Instructions for the task = Please rewrite the items from the start through the line containing "column-header[interactable]: K (839, 210, 919, 234)", both ends included, replacing "column-header" with "col-header" and keeping everything else the same.

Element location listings
------------

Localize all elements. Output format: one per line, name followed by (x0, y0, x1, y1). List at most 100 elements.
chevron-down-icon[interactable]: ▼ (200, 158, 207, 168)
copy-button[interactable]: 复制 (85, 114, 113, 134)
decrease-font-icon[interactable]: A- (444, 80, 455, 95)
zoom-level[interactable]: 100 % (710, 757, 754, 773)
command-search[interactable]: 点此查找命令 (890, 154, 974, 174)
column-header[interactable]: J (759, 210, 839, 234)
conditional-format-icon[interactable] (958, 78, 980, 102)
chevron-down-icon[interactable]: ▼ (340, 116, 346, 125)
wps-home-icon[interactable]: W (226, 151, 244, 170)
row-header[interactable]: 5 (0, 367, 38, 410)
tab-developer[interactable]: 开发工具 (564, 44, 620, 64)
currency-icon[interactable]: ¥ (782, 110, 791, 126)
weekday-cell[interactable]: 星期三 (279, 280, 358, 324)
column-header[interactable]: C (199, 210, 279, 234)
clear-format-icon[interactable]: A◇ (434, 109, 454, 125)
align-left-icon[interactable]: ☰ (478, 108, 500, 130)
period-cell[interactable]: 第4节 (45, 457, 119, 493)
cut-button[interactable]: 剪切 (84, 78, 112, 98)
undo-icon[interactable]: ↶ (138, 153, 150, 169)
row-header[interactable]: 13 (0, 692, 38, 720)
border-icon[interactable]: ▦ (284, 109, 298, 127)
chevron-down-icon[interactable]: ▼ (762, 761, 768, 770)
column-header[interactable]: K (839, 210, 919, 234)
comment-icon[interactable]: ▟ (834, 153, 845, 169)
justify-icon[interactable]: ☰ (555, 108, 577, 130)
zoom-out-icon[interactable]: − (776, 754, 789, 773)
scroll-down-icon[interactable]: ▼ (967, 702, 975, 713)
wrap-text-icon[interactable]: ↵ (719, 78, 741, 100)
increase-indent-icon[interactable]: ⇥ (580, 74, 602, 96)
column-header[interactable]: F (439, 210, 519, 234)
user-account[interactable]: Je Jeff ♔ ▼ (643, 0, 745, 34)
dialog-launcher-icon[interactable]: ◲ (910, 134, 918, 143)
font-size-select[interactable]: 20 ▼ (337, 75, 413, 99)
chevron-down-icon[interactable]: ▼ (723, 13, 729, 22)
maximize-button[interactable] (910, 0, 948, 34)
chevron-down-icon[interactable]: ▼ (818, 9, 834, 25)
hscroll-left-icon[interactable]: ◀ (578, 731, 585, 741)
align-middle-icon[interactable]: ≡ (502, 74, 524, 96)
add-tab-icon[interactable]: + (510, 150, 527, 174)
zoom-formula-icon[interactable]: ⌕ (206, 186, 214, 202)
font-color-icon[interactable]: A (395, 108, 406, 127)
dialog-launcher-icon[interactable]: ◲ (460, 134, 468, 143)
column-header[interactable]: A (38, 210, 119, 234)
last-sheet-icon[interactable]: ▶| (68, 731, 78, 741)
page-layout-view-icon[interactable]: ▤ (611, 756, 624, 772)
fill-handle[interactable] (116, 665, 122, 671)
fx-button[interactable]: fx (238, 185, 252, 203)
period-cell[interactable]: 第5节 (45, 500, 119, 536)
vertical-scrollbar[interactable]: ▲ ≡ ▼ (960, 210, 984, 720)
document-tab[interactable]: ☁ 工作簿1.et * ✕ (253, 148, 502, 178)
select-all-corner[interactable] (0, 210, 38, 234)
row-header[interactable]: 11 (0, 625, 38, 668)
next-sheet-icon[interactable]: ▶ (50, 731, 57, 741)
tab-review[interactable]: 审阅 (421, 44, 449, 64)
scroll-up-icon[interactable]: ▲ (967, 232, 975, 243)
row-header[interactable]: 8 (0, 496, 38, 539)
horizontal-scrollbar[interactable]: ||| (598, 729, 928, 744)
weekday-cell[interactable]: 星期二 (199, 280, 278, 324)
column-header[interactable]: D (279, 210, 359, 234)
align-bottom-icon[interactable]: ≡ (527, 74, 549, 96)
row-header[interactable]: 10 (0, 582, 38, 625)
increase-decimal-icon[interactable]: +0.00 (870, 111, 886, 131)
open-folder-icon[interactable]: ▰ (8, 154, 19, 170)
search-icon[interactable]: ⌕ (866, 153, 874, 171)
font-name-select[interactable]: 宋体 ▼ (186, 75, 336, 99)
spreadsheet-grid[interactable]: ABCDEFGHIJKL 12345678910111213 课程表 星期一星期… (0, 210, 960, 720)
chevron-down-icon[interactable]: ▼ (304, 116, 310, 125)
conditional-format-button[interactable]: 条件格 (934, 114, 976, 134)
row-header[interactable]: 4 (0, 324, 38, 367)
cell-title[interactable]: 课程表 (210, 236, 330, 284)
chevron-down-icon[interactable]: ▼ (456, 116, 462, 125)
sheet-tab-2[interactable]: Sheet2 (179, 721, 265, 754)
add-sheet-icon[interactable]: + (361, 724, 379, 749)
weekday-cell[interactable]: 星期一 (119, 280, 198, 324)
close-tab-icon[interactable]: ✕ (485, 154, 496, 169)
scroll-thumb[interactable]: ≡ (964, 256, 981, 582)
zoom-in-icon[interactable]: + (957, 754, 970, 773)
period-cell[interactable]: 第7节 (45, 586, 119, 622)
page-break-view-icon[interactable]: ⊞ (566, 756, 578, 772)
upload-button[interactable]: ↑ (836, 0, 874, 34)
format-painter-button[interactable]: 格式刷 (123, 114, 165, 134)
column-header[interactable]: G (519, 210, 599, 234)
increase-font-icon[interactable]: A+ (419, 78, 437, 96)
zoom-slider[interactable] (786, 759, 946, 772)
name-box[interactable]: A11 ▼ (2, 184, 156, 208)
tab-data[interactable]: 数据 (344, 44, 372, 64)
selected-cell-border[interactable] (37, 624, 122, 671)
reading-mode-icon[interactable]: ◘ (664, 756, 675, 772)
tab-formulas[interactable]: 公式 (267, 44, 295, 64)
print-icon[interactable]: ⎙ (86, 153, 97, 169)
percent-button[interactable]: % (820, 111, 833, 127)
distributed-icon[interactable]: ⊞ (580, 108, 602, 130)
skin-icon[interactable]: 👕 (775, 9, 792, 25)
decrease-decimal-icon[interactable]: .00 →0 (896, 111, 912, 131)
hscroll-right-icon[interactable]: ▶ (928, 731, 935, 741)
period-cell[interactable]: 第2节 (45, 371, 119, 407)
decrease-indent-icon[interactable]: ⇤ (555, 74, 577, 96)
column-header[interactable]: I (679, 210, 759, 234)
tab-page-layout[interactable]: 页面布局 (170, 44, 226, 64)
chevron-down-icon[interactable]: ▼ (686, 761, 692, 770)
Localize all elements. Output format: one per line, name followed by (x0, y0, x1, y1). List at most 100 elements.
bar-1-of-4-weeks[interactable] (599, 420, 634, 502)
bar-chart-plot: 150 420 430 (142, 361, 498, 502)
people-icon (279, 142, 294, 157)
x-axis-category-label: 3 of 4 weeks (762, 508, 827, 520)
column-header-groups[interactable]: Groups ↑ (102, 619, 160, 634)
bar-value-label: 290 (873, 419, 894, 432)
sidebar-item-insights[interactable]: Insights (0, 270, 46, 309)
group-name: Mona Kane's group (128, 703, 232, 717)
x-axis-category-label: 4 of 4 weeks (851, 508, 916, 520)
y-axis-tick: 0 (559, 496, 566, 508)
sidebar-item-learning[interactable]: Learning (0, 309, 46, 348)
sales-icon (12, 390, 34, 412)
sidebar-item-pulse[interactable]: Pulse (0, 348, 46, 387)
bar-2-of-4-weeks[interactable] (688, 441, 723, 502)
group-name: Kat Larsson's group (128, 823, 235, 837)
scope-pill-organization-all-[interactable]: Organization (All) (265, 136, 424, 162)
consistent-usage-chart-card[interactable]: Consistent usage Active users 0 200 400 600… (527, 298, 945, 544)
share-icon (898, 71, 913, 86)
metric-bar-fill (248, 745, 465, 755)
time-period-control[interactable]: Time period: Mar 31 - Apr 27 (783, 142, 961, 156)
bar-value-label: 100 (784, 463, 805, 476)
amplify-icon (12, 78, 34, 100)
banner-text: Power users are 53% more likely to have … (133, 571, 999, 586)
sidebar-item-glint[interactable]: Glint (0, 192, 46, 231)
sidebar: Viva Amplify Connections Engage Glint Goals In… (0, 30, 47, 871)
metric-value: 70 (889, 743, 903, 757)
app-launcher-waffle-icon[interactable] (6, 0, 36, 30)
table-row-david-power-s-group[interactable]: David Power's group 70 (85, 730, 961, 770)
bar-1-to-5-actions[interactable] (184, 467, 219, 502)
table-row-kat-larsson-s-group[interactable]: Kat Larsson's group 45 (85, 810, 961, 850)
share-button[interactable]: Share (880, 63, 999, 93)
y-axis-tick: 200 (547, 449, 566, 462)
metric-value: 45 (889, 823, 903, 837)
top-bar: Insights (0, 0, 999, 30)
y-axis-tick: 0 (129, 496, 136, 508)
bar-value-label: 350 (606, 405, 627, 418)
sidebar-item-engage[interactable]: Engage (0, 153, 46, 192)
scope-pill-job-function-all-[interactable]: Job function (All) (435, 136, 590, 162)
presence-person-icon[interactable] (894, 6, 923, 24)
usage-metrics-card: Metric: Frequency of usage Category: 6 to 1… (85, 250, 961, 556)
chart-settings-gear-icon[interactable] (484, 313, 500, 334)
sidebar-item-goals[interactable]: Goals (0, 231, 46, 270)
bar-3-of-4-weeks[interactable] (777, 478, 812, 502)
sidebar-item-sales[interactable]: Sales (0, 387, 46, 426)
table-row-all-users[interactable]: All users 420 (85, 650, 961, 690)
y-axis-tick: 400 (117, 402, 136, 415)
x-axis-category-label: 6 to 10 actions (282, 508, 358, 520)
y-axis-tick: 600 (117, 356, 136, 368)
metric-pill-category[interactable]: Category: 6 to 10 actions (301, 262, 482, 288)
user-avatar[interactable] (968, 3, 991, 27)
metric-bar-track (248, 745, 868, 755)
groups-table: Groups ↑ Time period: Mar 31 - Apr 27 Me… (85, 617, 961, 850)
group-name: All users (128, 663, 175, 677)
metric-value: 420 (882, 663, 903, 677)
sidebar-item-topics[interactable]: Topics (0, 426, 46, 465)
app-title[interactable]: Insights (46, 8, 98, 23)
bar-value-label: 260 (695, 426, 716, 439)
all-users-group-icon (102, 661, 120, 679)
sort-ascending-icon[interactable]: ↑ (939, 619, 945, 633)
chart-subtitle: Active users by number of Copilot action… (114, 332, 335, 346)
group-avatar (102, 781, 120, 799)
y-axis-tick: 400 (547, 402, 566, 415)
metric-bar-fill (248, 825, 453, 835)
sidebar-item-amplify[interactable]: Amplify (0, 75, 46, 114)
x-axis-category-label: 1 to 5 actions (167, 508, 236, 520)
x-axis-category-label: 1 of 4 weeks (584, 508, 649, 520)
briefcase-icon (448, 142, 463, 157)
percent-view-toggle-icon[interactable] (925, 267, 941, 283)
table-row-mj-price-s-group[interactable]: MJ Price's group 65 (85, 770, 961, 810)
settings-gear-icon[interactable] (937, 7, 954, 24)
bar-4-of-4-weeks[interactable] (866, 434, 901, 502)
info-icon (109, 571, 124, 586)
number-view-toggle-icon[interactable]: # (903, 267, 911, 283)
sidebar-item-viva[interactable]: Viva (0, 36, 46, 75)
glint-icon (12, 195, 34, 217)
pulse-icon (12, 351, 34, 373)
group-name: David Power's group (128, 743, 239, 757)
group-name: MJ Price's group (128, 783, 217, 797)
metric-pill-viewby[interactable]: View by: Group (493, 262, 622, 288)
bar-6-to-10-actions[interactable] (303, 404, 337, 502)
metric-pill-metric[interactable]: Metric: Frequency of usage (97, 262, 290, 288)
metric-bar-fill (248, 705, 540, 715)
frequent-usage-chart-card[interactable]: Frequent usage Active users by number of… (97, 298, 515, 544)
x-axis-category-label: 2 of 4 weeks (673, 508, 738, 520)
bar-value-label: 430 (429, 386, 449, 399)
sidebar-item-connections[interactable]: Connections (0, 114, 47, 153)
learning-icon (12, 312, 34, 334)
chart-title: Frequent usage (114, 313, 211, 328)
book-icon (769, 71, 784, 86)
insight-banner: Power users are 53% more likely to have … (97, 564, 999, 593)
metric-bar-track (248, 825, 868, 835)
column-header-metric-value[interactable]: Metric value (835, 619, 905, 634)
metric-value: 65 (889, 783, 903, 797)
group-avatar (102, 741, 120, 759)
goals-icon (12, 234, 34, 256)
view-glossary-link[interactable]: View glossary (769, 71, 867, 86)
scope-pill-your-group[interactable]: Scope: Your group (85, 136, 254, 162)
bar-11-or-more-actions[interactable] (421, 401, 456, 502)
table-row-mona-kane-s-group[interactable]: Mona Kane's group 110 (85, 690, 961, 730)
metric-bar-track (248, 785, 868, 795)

------------

Expected answer =
Localize all elements. Output format: one per line, name followed by (x0, y0, x1, y1). List at most 100 elements.
chevron-down-icon[interactable]: ▼ (200, 158, 207, 168)
copy-button[interactable]: 复制 (85, 114, 113, 134)
decrease-font-icon[interactable]: A- (444, 80, 455, 95)
zoom-level[interactable]: 100 % (710, 757, 754, 773)
command-search[interactable]: 点此查找命令 (890, 154, 974, 174)
col-header[interactable]: J (759, 210, 839, 234)
conditional-format-icon[interactable] (958, 78, 980, 102)
chevron-down-icon[interactable]: ▼ (340, 116, 346, 125)
wps-home-icon[interactable]: W (226, 151, 244, 170)
row-header[interactable]: 5 (0, 367, 38, 410)
tab-developer[interactable]: 开发工具 (564, 44, 620, 64)
currency-icon[interactable]: ¥ (782, 110, 791, 126)
weekday-cell[interactable]: 星期三 (279, 280, 358, 324)
col-header[interactable]: C (199, 210, 279, 234)
clear-format-icon[interactable]: A◇ (434, 109, 454, 125)
align-left-icon[interactable]: ☰ (478, 108, 500, 130)
period-cell[interactable]: 第4节 (45, 457, 119, 493)
cut-button[interactable]: 剪切 (84, 78, 112, 98)
undo-icon[interactable]: ↶ (138, 153, 150, 169)
row-header[interactable]: 13 (0, 692, 38, 720)
border-icon[interactable]: ▦ (284, 109, 298, 127)
chevron-down-icon[interactable]: ▼ (762, 761, 768, 770)
col-header[interactable]: K (839, 210, 919, 234)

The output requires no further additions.